Data in this exercise:
-*-*-

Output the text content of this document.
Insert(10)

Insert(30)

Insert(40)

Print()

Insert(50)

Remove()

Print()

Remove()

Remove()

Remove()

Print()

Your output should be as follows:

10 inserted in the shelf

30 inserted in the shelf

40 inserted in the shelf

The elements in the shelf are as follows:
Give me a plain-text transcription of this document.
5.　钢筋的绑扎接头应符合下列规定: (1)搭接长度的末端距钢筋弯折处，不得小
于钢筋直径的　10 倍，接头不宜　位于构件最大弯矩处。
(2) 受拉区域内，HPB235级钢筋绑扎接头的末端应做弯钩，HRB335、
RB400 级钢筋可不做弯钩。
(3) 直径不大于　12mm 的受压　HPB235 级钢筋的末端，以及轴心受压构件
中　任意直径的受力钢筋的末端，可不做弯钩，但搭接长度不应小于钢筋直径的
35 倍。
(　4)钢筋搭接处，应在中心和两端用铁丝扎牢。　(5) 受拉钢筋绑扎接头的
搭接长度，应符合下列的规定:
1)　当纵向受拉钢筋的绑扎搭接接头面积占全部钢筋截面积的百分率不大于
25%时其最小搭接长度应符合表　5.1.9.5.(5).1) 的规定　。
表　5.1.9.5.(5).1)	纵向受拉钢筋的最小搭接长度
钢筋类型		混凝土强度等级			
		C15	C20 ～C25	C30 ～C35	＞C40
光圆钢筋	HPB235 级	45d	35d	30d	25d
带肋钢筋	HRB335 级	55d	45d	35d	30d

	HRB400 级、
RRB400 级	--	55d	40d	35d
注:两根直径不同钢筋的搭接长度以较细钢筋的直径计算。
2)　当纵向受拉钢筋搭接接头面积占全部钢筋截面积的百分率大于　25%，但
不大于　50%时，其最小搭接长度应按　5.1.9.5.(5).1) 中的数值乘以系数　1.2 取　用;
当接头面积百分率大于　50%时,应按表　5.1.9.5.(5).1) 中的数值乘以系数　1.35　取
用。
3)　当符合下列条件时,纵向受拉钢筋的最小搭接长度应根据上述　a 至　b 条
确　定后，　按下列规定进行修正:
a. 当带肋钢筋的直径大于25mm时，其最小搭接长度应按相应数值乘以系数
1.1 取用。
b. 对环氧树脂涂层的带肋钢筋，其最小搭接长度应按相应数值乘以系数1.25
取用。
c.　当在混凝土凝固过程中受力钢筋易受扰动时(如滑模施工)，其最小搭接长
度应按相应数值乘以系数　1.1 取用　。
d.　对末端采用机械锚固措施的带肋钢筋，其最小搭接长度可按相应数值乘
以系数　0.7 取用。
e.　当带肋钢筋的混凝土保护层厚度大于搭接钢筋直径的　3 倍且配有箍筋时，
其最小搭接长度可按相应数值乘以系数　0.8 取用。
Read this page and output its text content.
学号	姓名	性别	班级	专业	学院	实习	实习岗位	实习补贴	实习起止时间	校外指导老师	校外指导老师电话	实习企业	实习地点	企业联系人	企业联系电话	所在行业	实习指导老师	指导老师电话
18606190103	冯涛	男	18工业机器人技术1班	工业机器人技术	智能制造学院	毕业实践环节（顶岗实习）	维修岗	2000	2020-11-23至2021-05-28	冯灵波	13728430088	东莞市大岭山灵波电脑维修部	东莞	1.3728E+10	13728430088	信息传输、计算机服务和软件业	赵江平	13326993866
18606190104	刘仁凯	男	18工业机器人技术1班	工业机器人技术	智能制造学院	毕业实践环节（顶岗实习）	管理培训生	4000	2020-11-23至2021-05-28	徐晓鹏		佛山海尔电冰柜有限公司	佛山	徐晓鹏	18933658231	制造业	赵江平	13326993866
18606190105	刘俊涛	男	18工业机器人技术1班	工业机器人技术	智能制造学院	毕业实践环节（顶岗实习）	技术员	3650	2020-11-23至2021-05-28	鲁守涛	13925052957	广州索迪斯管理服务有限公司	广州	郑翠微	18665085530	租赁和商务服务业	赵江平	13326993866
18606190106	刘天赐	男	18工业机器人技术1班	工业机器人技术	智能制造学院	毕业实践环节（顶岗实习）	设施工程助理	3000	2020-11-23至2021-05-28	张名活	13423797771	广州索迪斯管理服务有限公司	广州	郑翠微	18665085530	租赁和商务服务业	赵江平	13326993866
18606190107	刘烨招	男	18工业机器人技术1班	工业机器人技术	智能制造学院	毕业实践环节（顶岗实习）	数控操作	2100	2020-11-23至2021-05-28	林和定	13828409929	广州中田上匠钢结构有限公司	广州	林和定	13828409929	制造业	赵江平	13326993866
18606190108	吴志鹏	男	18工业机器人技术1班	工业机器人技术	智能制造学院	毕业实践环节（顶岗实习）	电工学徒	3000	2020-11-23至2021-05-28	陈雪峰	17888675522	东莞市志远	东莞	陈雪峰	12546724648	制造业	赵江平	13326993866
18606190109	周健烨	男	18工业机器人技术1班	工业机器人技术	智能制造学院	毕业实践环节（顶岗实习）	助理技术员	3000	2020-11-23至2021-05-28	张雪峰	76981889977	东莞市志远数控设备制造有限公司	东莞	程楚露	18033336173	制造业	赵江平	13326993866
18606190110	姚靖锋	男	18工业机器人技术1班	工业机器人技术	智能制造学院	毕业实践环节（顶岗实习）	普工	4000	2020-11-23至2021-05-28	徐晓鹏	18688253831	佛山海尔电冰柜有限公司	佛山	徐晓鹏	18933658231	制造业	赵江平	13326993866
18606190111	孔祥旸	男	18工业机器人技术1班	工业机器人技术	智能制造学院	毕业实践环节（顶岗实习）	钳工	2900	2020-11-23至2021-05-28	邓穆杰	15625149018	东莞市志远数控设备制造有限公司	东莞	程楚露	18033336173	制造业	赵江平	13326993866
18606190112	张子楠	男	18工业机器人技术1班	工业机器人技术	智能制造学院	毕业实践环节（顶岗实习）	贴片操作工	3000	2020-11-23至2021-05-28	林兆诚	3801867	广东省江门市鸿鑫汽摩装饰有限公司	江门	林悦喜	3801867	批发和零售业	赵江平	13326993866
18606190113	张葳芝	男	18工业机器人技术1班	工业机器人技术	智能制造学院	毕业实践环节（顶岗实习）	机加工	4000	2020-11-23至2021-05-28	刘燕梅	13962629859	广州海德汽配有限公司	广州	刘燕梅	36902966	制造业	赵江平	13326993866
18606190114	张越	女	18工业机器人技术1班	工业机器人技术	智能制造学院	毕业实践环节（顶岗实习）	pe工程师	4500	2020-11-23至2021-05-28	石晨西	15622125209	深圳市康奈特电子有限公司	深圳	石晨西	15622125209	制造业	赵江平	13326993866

-*-*-

Provide an exact reproduction of all the entries shown above.

Task answer:
Output the text content of this document.
Insert(10)

Insert(30)

Insert(40)

Print()

Insert(50)

Remove()

Print()

Remove()

Remove()

Remove()

Print()

Your output should be as follows:

10 inserted in the shelf

30 inserted in the shelf

40 inserted in the shelf

The elements in the shelf are as follows:
Give me a plain-text transcription of this document.
5.　钢筋的绑扎接头应符合下列规定: (1)搭接长度的末端距钢筋弯折处，不得小
于钢筋直径的　10 倍，接头不宜　位于构件最大弯矩处。
(2) 受拉区域内，HPB235级钢筋绑扎接头的末端应做弯钩，HRB335、
RB400 级钢筋可不做弯钩。
(3) 直径不大于　12mm 的受压　HPB235 级钢筋的末端，以及轴心受压构件
中　任意直径的受力钢筋的末端，可不做弯钩，但搭接长度不应小于钢筋直径的
35 倍。
(　4)钢筋搭接处，应在中心和两端用铁丝扎牢。　(5) 受拉钢筋绑扎接头的
搭接长度，应符合下列的规定:
1)　当纵向受拉钢筋的绑扎搭接接头面积占全部钢筋截面积的百分率不大于
25%时其最小搭接长度应符合表　5.1.9.5.(5).1) 的规定　。
表　5.1.9.5.(5).1)	纵向受拉钢筋的最小搭接长度
钢筋类型		混凝土强度等级			
		C15	C20 ～C25	C30 ～C35	＞C40
光圆钢筋	HPB235 级	45d	35d	30d	25d
带肋钢筋	HRB335 级	55d	45d	35d	30d

	HRB400 级、
RRB400 级	--	55d	40d	35d
注:两根直径不同钢筋的搭接长度以较细钢筋的直径计算。
2)　当纵向受拉钢筋搭接接头面积占全部钢筋截面积的百分率大于　25%，但
不大于　50%时，其最小搭接长度应按　5.1.9.5.(5).1) 中的数值乘以系数　1.2 取　用;
当接头面积百分率大于　50%时,应按表　5.1.9.5.(5).1) 中的数值乘以系数　1.35　取
用。
3)　当符合下列条件时,纵向受拉钢筋的最小搭接长度应根据上述　a 至　b 条
确　定后，　按下列规定进行修正:
a. 当带肋钢筋的直径大于25mm时，其最小搭接长度应按相应数值乘以系数
1.1 取用。
b. 对环氧树脂涂层的带肋钢筋，其最小搭接长度应按相应数值乘以系数1.25
取用。
c.　当在混凝土凝固过程中受力钢筋易受扰动时(如滑模施工)，其最小搭接长
度应按相应数值乘以系数　1.1 取用　。
d.　对末端采用机械锚固措施的带肋钢筋，其最小搭接长度可按相应数值乘
以系数　0.7 取用。
e.　当带肋钢筋的混凝土保护层厚度大于搭接钢筋直径的　3 倍且配有箍筋时，
其最小搭接长度可按相应数值乘以系数　0.8 取用。
Read this page and output its text content.
学号	姓名	性别	班级	专业	学院	实习	实习岗位	实习补贴	实习起止时间	校外指导老师	校外指导老师电话	实习企业	实习地点	企业联系人	企业联系电话	所在行业	实习指导老师	指导老师电话
18606190103	冯涛	男	18工业机器人技术1班	工业机器人技术	智能制造学院	毕业实践环节（顶岗实习）	维修岗	2000	2020-11-23至2021-05-28	冯灵波	13728430088	东莞市大岭山灵波电脑维修部	东莞	1.3728E+10	13728430088	信息传输、计算机服务和软件业	赵江平	13326993866
18606190104	刘仁凯	男	18工业机器人技术1班	工业机器人技术	智能制造学院	毕业实践环节（顶岗实习）	管理培训生	4000	2020-11-23至2021-05-28	徐晓鹏		佛山海尔电冰柜有限公司	佛山	徐晓鹏	18933658231	制造业	赵江平	13326993866
18606190105	刘俊涛	男	18工业机器人技术1班	工业机器人技术	智能制造学院	毕业实践环节（顶岗实习）	技术员	3650	2020-11-23至2021-05-28	鲁守涛	13925052957	广州索迪斯管理服务有限公司	广州	郑翠微	18665085530	租赁和商务服务业	赵江平	13326993866
18606190106	刘天赐	男	18工业机器人技术1班	工业机器人技术	智能制造学院	毕业实践环节（顶岗实习）	设施工程助理	3000	2020-11-23至2021-05-28	张名活	13423797771	广州索迪斯管理服务有限公司	广州	郑翠微	18665085530	租赁和商务服务业	赵江平	13326993866
18606190107	刘烨招	男	18工业机器人技术1班	工业机器人技术	智能制造学院	毕业实践环节（顶岗实习）	数控操作	2100	2020-11-23至2021-05-28	林和定	13828409929	广州中田上匠钢结构有限公司	广州	林和定	13828409929	制造业	赵江平	13326993866
18606190108	吴志鹏	男	18工业机器人技术1班	工业机器人技术	智能制造学院	毕业实践环节（顶岗实习）	电工学徒	3000	2020-11-23至2021-05-28	陈雪峰	17888675522	东莞市志远	东莞	陈雪峰	12546724648	制造业	赵江平	13326993866
18606190109	周健烨	男	18工业机器人技术1班	工业机器人技术	智能制造学院	毕业实践环节（顶岗实习）	助理技术员	3000	2020-11-23至2021-05-28	张雪峰	76981889977	东莞市志远数控设备制造有限公司	东莞	程楚露	18033336173	制造业	赵江平	13326993866
18606190110	姚靖锋	男	18工业机器人技术1班	工业机器人技术	智能制造学院	毕业实践环节（顶岗实习）	普工	4000	2020-11-23至2021-05-28	徐晓鹏	18688253831	佛山海尔电冰柜有限公司	佛山	徐晓鹏	18933658231	制造业	赵江平	13326993866
18606190111	孔祥旸	男	18工业机器人技术1班	工业机器人技术	智能制造学院	毕业实践环节（顶岗实习）	钳工	2900	2020-11-23至2021-05-28	邓穆杰	15625149018	东莞市志远数控设备制造有限公司	东莞	程楚露	18033336173	制造业	赵江平	13326993866
18606190112	张子楠	男	18工业机器人技术1班	工业机器人技术	智能制造学院	毕业实践环节（顶岗实习）	贴片操作工	3000	2020-11-23至2021-05-28	林兆诚	3801867	广东省江门市鸿鑫汽摩装饰有限公司	江门	林悦喜	3801867	批发和零售业	赵江平	13326993866
18606190113	张葳芝	男	18工业机器人技术1班	工业机器人技术	智能制造学院	毕业实践环节（顶岗实习）	机加工	4000	2020-11-23至2021-05-28	刘燕梅	13962629859	广州海德汽配有限公司	广州	刘燕梅	36902966	制造业	赵江平	13326993866
18606190114	张越	女	18工业机器人技术1班	工业机器人技术	智能制造学院	毕业实践环节（顶岗实习）	pe工程师	4500	2020-11-23至2021-05-28	石晨西	15622125209	深圳市康奈特电子有限公司	深圳	石晨西	15622125209	制造业	赵江平	13326993866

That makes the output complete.